***** Teks Sumber

Nah, karena itu, ketika falsafah seperti ini, pemikiran seperti ini dimiliki oleh seorang pemimpin seperti Umar, dimiliki oleh pejabat seperti Ubadah bin Shamit, atau ee para sahabat yang disebutkan dalam kisah-kisah sebelumnya, maka keadilan akan tegak di muka bumi ini. Karena orang tidak lagi hanya melihat pada persoalan fisiknya, tetapi di balik itu ada perintah dan larangan Allah Subhanahu wa Ta'ala yang ditegakkan. Itu yang disebut dengan al-quwwah ar-ruhiyah, kekuatan roh yang ada di dalam diri kita ketika kita melakukan amal.
Nah, di sinilah Bapak dan Saudara sekalian yang dimuliakan Allah, bagaimana kita membangun kekuatan amal kita. Bayangkan kalau seandainya amal yang dilakukan oleh pejabat tadi itu semata-mata karena fisik, semata-mata karena apa yang tampak dan tidak ada aspek roh, yaitu kesadaran seperti misalnya "Inna rabbaka labil mirsad" (Tuhan kamu selalu mengawasi kamu), dan kemudian nanti di akhirat kita akan dimintai pertanggungjawaban oleh Allah. Orang di dunia bisa berkelit, orang di dunia bisa membikin alibi. Nanti berikutnya ada peristiwa bagaimana keadilan Umar ketika ada orang Yahudi yang dia sebenarnya berniat untuk, berniat untuk memperkosa seorang wanita muslimah, kemudian dia melapor duluan karena dia ingin membangun alibi supaya orang itu percaya bahwa dia tidak bersalah. Tapi Umar Bin Khattab radhiallahu, seorang khalifah yang adil, menyadari apapun yang dilakukan sebagai kebijakan itu akan dipertanggungjawabkan di hadapan Allah Subhanahu wa Ta'ala, bukan hanya di dunia ini. Inilah pentingnya hidup bagi seorang mukmin. Jadi hidup kita ini bukan hanya di sini, tetapi juga di sana nanti. Apa yang kita lakukan hari ini adalah untuk bekal kita nanti menghadap Allah Subhanahu wa Ta'ala. Maka menjadi pemimpin yang adil ini luar biasa, menjadi pemimpin yang adil itu adalah luar biasa.

**********

**Soal Latihan**
**a.** Alihkan kalimat dari teks tentang keadilan pemimpin ini ke bahasa Inggris: "Apa yang kita lakukan hari ini adalah untuk bekal kita nanti menghadap Allah Subhanahu wa Ta'ala."
**b.** Lanjutkan teks tentang keadilan pemimpin, mulai sesudah kalimat terakhirnya.

***** Bagian Data

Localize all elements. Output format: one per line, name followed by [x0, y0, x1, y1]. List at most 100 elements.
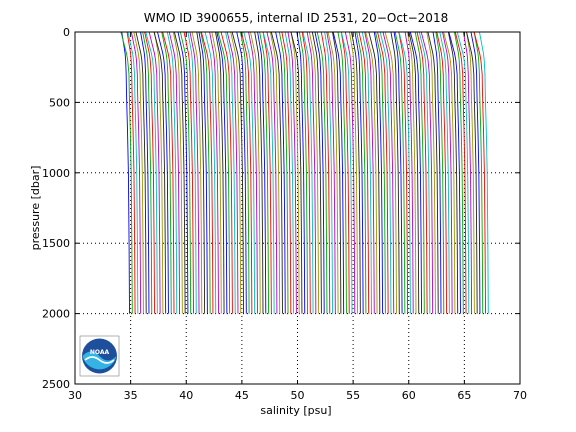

**********

**Jawaban Akhir**
**a.** What we do today is our provision for when we later come before Allah Subhanahu wa Ta'ala.

**b.**
Oleh karena itu, inilah pelajaran yang berharga dari peristiwa tadi. Bagaimana keadilan Umar, bagaimana Umar Bin Khattab radhiallahu Anhu menegakkan hukum itu hatta terhadap sahabat Nabi Sallallahu Alaihi Salam sendiri ya, orang yang, Ubadah bin Shamit ini kalau kita baca dalam riwayat yang lain adalah termasuk di antara orang yang memba'iat Rasulullah Sallallahu Alaihi Wasallam dalam hadis yang masyhur disebutkan ya, "Bayakna Rasulullah 'ala as-sam'i wa at-tha'ati fi as-syari'ati wa fi an-nafsi fi as-syarri wa al-yusri", itu di antaranya adalah Ubadah. Jadi orang yang luar biasa, sahabat yang luar biasa ya, ini Ubadah bin Shamit. Tapi Umar tidak melihat itu karena ini menyangkut soal haknya Allah, menyangkut soal haqqul adami, haknya Allah dan pada saat yang sama ada haknya anak Adam yang harus ditegakkan. Sehingga dengan begitu maka ketika nanti ditanya oleh Allah Subhanahu wa Ta'ala, coba bayangkan ya, seperti yang tadi saya sudah sebutkan, di hadapan Allah Subhanahu wa Ta'ala itu disebutkan "Yauma tublas sarair". Ayat ini sering saya kutip, "Yauma tublas sarair". Allah menggunakan kata sarair. Sarair itu adalah shighat muntahal jumu' (bentuk jamak yang paling tinggi). Kalau dalam bahasa Arab, shighat muntahal jumu' itu adalah jamak yang paling top, jamak yang paling puncak. Ada kata sirrun (satu rahasia), jamaknya sirrun itu asror (jamak taksir, lebih banyak daripada sir). Tapi di dalam ayat itu Allah tidak menggunakan kata "Yauma tubla asror", tapi "Yauma tublas sarair". Apa maknanya? Maknanya adalah nanti di hadapan Allah tidak ada satupun rahasia kita yang disembunyikan, tidak ada satupun rahasia kita yang tidak dibongkar oleh Allah Subhanahu wa Ta'ala, tidak ada satupun...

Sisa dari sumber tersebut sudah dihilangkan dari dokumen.